Data entries

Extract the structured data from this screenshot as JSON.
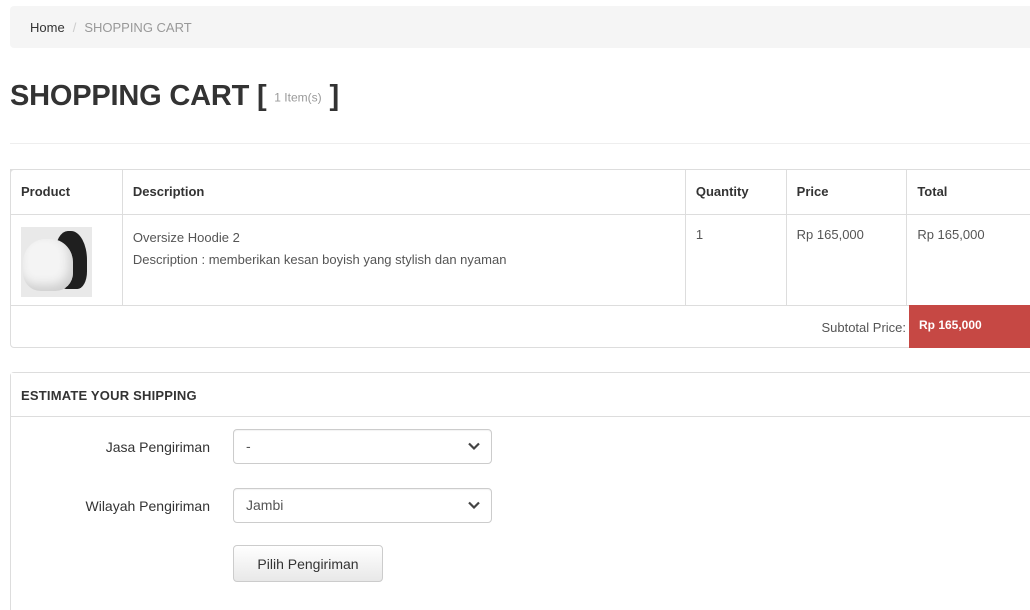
{
  "breadcrumb": {
    "home": "Home",
    "separator": "/",
    "current": "SHOPPING CART"
  },
  "page": {
    "title": "SHOPPING CART [",
    "item_count": "1 Item(s)",
    "title_close": "]"
  },
  "cart": {
    "headers": {
      "product": "Product",
      "description": "Description",
      "quantity": "Quantity",
      "price": "Price",
      "total": "Total"
    },
    "items": [
      {
        "image": "hoodie-thumbnail",
        "name": "Oversize Hoodie 2",
        "description": "Description : memberikan kesan boyish yang stylish dan nyaman",
        "quantity": "1",
        "price": "Rp 165,000",
        "total": "Rp 165,000"
      }
    ],
    "subtotal_label": "Subtotal Price:",
    "subtotal_value": "Rp 165,000"
  },
  "shipping": {
    "heading": "ESTIMATE YOUR SHIPPING",
    "courier_label": "Jasa Pengiriman",
    "courier_value": "-",
    "region_label": "Wilayah Pengiriman",
    "region_value": "Jambi",
    "submit_label": "Pilih Pengiriman"
  },
  "colors": {
    "subtotal_bg": "#c64844",
    "breadcrumb_bg": "#f5f5f5",
    "border": "#dddddd"
  }
}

Problem
Restate the whole listing above exactly, please, omitting every image.

Exercise solution
Extract the structured data from this screenshot as JSON.
{
  "breadcrumb": {
    "home": "Home",
    "separator": "/",
    "current": "SHOPPING CART"
  },
  "page": {
    "title": "SHOPPING CART [",
    "item_count": "1 Item(s)",
    "title_close": "]"
  },
  "cart": {
    "headers": {
      "product": "Product",
      "description": "Description",
      "quantity": "Quantity",
      "price": "Price",
      "total": "Total"
    },
    "items": [
      {
        "image": "hoodie-thumbnail",
        "name": "Oversize Hoodie 2",
        "description": "Description : memberikan kesan boyish yang stylish dan nyaman",
        "quantity": "1",
        "price": "Rp 165,000",
        "total": "Rp 165,000"
      }
    ],
    "subtotal_label": "Subtotal Price:",
    "subtotal_value": "Rp 165,000"
  },
  "shipping": {
    "heading": "ESTIMATE YOUR SHIPPING",
    "courier_label": "Jasa Pengiriman",
    "courier_value": "-",
    "region_label": "Wilayah Pengiriman",
    "region_value": "Jambi",
    "submit_label": "Pilih Pengiriman"
  },
  "colors": {
    "subtotal_bg": "#c64844",
    "breadcrumb_bg": "#f5f5f5",
    "border": "#dddddd"
  }
}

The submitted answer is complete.